▶ _YOUR OBJECTIVE_
Repeat only the lines from the one holding "Transcribe the text in this document." down to the last line of the listing below, including both of those lines.

▶ _SUPPLIED MATERIAL_
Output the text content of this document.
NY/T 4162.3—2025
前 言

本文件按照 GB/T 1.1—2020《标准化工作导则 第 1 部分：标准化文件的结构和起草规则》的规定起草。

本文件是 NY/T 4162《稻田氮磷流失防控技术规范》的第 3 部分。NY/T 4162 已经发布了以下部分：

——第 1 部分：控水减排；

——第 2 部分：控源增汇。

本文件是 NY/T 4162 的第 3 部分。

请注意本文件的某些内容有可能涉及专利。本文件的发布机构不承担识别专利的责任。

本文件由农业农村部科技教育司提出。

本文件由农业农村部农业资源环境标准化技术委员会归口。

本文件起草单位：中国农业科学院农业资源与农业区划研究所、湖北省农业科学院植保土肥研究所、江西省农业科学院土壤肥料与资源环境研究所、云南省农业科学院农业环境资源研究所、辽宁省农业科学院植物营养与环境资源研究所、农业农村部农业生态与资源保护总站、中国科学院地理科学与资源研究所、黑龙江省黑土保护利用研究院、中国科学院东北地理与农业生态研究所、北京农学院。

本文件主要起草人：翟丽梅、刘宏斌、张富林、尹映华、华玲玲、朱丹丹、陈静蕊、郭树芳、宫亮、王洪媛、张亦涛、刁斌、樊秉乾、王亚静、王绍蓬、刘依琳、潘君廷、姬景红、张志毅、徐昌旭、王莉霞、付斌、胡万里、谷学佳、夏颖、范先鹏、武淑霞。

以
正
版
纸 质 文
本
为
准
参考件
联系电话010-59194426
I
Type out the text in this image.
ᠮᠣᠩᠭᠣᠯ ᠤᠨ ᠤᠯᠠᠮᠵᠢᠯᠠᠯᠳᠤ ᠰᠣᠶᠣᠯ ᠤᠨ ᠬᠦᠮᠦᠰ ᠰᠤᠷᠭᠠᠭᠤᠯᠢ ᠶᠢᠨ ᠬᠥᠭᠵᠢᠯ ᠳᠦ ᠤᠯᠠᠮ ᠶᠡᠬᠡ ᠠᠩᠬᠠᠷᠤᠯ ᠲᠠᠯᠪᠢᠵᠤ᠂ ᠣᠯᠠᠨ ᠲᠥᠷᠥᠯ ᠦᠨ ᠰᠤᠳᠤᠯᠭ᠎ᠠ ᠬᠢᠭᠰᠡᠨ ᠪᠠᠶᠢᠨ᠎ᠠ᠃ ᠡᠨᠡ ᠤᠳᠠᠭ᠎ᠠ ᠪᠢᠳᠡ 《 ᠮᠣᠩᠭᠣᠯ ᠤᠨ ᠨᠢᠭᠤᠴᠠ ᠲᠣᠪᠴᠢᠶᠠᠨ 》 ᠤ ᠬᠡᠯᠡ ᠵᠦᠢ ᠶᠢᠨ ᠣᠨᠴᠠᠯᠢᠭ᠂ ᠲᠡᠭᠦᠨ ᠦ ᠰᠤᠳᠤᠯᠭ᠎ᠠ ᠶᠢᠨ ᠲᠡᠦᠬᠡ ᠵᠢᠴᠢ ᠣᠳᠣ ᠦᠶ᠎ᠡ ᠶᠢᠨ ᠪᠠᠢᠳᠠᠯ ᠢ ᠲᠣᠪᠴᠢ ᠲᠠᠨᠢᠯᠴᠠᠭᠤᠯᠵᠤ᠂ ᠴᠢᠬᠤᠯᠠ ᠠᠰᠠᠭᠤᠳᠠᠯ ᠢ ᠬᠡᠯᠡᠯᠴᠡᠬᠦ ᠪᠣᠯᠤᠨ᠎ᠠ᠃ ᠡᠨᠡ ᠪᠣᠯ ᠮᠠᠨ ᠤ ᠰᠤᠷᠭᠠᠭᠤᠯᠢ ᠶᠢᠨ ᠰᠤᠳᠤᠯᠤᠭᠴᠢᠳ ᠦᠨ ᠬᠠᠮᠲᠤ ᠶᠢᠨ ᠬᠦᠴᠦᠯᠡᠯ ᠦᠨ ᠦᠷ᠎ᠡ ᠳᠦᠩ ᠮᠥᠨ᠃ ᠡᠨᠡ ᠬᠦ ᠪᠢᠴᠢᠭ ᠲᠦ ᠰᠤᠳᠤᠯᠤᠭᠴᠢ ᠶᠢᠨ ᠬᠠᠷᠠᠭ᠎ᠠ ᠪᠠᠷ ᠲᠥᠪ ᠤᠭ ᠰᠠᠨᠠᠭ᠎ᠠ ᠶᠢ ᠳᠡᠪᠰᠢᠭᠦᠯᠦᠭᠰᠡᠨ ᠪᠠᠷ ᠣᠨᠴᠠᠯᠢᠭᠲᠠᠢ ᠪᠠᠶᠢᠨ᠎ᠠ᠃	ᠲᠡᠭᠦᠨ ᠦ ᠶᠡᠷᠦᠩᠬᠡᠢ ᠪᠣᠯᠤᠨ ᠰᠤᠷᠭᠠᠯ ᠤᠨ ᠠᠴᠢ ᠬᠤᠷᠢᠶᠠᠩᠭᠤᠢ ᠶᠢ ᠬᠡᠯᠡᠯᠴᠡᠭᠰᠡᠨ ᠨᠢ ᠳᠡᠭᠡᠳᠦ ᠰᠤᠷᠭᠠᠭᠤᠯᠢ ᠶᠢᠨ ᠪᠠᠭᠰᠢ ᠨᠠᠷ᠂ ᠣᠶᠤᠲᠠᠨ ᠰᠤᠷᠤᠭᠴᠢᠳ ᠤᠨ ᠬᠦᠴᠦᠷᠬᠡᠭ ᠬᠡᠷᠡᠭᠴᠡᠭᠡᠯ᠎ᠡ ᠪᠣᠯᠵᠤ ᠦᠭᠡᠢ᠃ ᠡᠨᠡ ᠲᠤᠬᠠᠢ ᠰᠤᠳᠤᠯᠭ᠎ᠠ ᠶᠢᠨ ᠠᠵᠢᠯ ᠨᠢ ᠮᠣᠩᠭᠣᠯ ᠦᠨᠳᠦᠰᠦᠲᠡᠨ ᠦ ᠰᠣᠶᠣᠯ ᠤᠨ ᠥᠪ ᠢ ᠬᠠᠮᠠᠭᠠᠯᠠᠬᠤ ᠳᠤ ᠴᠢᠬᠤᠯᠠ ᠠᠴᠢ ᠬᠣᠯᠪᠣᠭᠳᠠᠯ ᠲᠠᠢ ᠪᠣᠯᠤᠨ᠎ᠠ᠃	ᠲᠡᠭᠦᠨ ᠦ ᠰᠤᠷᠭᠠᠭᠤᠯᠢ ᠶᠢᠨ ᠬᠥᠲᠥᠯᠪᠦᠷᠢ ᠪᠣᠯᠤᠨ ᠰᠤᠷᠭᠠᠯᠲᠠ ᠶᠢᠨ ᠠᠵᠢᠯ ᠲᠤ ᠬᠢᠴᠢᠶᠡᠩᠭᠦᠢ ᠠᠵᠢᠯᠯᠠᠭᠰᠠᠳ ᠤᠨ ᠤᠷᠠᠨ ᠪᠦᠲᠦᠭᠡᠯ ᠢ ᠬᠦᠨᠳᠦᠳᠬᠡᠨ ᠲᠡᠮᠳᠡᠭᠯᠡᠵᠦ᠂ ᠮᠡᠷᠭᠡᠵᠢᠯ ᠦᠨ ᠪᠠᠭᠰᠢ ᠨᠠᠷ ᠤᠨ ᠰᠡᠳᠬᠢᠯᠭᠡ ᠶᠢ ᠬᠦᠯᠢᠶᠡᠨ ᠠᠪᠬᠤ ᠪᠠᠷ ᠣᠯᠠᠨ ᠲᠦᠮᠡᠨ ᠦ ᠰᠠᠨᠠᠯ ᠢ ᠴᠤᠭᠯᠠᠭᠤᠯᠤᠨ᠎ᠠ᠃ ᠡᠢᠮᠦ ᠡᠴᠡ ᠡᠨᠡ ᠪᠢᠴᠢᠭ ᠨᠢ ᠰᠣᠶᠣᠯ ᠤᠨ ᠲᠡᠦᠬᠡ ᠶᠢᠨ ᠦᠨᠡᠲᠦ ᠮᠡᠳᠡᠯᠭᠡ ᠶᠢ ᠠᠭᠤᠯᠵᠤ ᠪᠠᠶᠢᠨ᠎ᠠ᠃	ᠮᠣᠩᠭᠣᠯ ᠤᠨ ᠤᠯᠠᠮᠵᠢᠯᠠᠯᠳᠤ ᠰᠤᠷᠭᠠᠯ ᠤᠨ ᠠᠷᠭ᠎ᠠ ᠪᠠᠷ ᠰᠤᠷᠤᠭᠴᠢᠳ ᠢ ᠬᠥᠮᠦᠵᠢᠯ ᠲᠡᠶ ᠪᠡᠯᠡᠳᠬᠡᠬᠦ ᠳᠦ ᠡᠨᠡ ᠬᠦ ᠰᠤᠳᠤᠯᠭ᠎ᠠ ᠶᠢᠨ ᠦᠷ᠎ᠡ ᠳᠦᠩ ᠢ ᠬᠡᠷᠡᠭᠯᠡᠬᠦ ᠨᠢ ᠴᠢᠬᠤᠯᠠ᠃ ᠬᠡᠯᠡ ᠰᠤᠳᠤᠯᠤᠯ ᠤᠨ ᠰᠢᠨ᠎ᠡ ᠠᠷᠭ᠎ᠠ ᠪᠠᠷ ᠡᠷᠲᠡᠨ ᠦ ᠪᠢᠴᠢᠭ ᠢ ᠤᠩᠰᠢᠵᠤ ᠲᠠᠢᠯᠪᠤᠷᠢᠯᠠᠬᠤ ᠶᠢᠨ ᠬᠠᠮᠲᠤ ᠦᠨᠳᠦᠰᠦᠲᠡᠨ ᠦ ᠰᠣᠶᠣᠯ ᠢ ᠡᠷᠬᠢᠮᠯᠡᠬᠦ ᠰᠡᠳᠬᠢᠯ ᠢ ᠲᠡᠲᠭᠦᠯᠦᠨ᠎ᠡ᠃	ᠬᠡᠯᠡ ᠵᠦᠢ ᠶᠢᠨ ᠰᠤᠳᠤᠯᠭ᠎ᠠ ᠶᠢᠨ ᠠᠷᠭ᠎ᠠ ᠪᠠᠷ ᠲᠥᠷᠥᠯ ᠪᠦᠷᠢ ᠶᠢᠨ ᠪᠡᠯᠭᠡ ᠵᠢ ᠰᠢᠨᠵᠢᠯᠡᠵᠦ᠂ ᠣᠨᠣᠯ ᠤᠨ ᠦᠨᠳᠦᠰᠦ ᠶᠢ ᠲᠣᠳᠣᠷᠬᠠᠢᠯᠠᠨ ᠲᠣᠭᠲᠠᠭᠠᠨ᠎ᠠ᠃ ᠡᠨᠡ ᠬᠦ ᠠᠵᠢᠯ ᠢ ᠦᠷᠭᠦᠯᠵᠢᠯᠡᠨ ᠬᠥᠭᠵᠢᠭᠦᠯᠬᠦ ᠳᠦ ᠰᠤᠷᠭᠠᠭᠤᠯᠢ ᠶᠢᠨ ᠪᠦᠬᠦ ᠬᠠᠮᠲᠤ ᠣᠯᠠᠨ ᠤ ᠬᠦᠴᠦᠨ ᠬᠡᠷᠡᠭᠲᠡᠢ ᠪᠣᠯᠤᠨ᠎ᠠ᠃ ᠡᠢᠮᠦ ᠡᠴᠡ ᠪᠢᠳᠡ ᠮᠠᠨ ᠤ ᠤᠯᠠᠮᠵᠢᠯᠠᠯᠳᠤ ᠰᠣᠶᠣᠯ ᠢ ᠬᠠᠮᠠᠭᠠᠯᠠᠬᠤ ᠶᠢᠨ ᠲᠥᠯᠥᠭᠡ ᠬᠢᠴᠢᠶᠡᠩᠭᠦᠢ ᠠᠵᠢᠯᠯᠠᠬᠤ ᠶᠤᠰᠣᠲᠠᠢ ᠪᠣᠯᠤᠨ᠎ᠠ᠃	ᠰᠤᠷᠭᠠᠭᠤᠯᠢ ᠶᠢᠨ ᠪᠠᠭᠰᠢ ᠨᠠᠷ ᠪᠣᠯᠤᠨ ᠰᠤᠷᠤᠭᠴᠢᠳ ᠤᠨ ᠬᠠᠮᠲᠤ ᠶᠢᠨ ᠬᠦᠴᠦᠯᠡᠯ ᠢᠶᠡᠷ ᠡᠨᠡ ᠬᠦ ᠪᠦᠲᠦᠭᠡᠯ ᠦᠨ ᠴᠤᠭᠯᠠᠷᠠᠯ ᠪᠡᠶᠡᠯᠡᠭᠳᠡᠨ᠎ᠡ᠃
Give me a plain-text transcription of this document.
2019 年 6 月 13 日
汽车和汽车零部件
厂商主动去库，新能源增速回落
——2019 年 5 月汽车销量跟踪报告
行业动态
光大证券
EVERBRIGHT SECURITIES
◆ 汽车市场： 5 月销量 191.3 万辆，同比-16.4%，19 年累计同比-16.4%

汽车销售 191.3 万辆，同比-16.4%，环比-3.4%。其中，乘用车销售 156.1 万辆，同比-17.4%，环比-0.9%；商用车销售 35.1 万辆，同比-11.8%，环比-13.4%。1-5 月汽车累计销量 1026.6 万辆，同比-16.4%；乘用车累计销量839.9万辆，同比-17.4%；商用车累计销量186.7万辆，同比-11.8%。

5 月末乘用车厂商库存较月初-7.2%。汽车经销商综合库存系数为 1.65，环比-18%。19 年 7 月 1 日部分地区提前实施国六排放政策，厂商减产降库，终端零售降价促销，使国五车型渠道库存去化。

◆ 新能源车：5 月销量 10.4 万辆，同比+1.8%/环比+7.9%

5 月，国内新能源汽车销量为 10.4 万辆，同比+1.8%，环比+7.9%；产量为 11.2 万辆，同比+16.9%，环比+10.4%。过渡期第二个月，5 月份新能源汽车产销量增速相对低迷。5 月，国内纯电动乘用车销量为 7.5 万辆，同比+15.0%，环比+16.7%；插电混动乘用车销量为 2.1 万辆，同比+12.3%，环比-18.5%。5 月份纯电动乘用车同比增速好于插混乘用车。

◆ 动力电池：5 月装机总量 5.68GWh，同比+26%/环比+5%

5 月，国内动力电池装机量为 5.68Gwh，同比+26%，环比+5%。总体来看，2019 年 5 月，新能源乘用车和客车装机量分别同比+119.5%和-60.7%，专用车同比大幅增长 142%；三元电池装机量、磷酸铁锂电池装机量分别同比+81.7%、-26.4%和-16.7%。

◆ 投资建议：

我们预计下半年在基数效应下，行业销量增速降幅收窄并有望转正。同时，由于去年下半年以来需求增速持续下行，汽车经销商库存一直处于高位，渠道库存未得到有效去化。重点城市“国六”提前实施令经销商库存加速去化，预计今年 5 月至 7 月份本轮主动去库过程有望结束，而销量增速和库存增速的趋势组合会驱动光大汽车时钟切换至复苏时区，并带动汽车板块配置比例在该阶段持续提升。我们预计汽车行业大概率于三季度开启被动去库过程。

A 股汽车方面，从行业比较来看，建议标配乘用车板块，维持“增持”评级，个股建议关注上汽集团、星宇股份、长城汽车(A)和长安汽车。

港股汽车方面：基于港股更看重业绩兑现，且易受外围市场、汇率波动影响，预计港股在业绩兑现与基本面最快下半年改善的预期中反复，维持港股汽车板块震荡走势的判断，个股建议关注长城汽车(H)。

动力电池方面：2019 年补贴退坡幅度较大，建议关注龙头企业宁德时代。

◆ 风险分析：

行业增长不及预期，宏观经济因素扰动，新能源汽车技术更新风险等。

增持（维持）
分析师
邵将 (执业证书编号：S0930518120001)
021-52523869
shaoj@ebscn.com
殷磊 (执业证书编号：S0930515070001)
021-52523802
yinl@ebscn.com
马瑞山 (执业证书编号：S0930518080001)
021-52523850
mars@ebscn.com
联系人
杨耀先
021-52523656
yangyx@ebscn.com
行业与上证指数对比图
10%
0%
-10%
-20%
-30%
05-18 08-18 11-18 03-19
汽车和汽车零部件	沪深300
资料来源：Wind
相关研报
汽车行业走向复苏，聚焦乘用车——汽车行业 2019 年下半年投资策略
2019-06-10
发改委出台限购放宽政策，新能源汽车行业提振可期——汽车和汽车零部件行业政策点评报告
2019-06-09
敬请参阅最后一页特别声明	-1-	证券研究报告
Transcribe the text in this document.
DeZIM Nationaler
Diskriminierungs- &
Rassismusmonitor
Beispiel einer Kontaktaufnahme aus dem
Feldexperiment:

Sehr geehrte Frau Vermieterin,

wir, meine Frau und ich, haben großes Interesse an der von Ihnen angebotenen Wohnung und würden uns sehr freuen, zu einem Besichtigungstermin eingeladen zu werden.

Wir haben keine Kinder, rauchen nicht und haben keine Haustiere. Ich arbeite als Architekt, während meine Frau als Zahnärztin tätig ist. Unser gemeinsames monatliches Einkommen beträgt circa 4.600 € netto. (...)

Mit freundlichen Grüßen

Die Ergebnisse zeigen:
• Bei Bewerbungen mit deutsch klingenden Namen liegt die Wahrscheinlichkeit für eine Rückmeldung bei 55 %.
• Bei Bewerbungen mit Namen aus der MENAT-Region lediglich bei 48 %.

▶ _TASK RESPONSE_
Transcribe the text in this document.
DeZIM Nationaler
Diskriminierungs- &
Rassismusmonitor
Beispiel einer Kontaktaufnahme aus dem
Feldexperiment:

Sehr geehrte Frau Vermieterin,

wir, meine Frau und ich, haben großes Interesse an der von Ihnen angebotenen Wohnung und würden uns sehr freuen, zu einem Besichtigungstermin eingeladen zu werden.

Wir haben keine Kinder, rauchen nicht und haben keine Haustiere. Ich arbeite als Architekt, während meine Frau als Zahnärztin tätig ist. Unser gemeinsames monatliches Einkommen beträgt circa 4.600 € netto. (...)

Mit freundlichen Grüßen

Die Ergebnisse zeigen:
• Bei Bewerbungen mit deutsch klingenden Namen liegt die Wahrscheinlichkeit für eine Rückmeldung bei 55 %.
• Bei Bewerbungen mit Namen aus der MENAT-Region lediglich bei 48 %.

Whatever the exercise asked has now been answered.